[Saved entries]
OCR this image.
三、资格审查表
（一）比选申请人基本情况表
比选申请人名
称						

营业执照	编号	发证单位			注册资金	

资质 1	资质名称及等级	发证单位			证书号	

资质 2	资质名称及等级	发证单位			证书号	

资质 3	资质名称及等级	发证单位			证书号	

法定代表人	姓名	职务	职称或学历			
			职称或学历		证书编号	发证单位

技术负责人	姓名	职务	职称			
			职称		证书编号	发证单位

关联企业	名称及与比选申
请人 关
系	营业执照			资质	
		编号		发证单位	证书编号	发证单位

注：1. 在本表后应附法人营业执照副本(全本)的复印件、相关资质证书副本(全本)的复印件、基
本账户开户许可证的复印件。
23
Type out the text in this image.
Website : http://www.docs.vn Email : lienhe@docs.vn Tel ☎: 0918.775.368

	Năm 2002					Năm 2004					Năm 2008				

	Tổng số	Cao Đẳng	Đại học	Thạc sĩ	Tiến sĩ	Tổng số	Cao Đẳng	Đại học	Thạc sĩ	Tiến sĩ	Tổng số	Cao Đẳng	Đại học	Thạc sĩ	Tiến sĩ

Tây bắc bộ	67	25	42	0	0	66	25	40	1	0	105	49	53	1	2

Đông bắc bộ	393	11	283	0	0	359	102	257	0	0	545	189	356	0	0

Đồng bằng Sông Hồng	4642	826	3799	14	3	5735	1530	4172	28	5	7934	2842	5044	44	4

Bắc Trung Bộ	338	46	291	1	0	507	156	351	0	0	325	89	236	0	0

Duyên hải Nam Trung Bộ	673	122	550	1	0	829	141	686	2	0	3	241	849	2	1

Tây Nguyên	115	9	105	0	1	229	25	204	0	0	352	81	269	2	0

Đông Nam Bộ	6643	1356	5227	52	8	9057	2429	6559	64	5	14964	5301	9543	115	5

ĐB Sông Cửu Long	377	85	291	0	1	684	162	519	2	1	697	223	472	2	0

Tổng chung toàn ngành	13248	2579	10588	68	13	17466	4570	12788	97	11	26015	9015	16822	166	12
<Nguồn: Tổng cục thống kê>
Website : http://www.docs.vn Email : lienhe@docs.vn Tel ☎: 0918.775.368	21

## Goal
Return all the data exactly as given.

## Full answer
OCR this image.
三、资格审查表
（一）比选申请人基本情况表
比选申请人名
称						

营业执照	编号	发证单位			注册资金	

资质 1	资质名称及等级	发证单位			证书号	

资质 2	资质名称及等级	发证单位			证书号	

资质 3	资质名称及等级	发证单位			证书号	

法定代表人	姓名	职务	职称或学历			
			职称或学历		证书编号	发证单位

技术负责人	姓名	职务	职称			
			职称		证书编号	发证单位

关联企业	名称及与比选申
请人 关
系	营业执照			资质	
		编号		发证单位	证书编号	发证单位

注：1. 在本表后应附法人营业执照副本(全本)的复印件、相关资质证书副本(全本)的复印件、基
本账户开户许可证的复印件。
23
Type out the text in this image.
Website : http://www.docs.vn Email : lienhe@docs.vn Tel ☎: 0918.775.368

	Năm 2002					Năm 2004					Năm 2008				

	Tổng số	Cao Đẳng	Đại học	Thạc sĩ	Tiến sĩ	Tổng số	Cao Đẳng	Đại học	Thạc sĩ	Tiến sĩ	Tổng số	Cao Đẳng	Đại học	Thạc sĩ	Tiến sĩ

Tây bắc bộ	67	25	42	0	0	66	25	40	1	0	105	49	53	1	2

Đông bắc bộ	393	11	283	0	0	359	102	257	0	0	545	189	356	0	0

Đồng bằng Sông Hồng	4642	826	3799	14	3	5735	1530	4172	28	5	7934	2842	5044	44	4

Bắc Trung Bộ	338	46	291	1	0	507	156	351	0	0	325	89	236	0	0

Duyên hải Nam Trung Bộ	673	122	550	1	0	829	141	686	2	0	3	241	849	2	1

Tây Nguyên	115	9	105	0	1	229	25	204	0	0	352	81	269	2	0

Đông Nam Bộ	6643	1356	5227	52	8	9057	2429	6559	64	5	14964	5301	9543	115	5

ĐB Sông Cửu Long	377	85	291	0	1	684	162	519	2	1	697	223	472	2	0

Tổng chung toàn ngành	13248	2579	10588	68	13	17466	4570	12788	97	11	26015	9015	16822	166	12
<Nguồn: Tổng cục thống kê>
Website : http://www.docs.vn Email : lienhe@docs.vn Tel ☎: 0918.775.368	21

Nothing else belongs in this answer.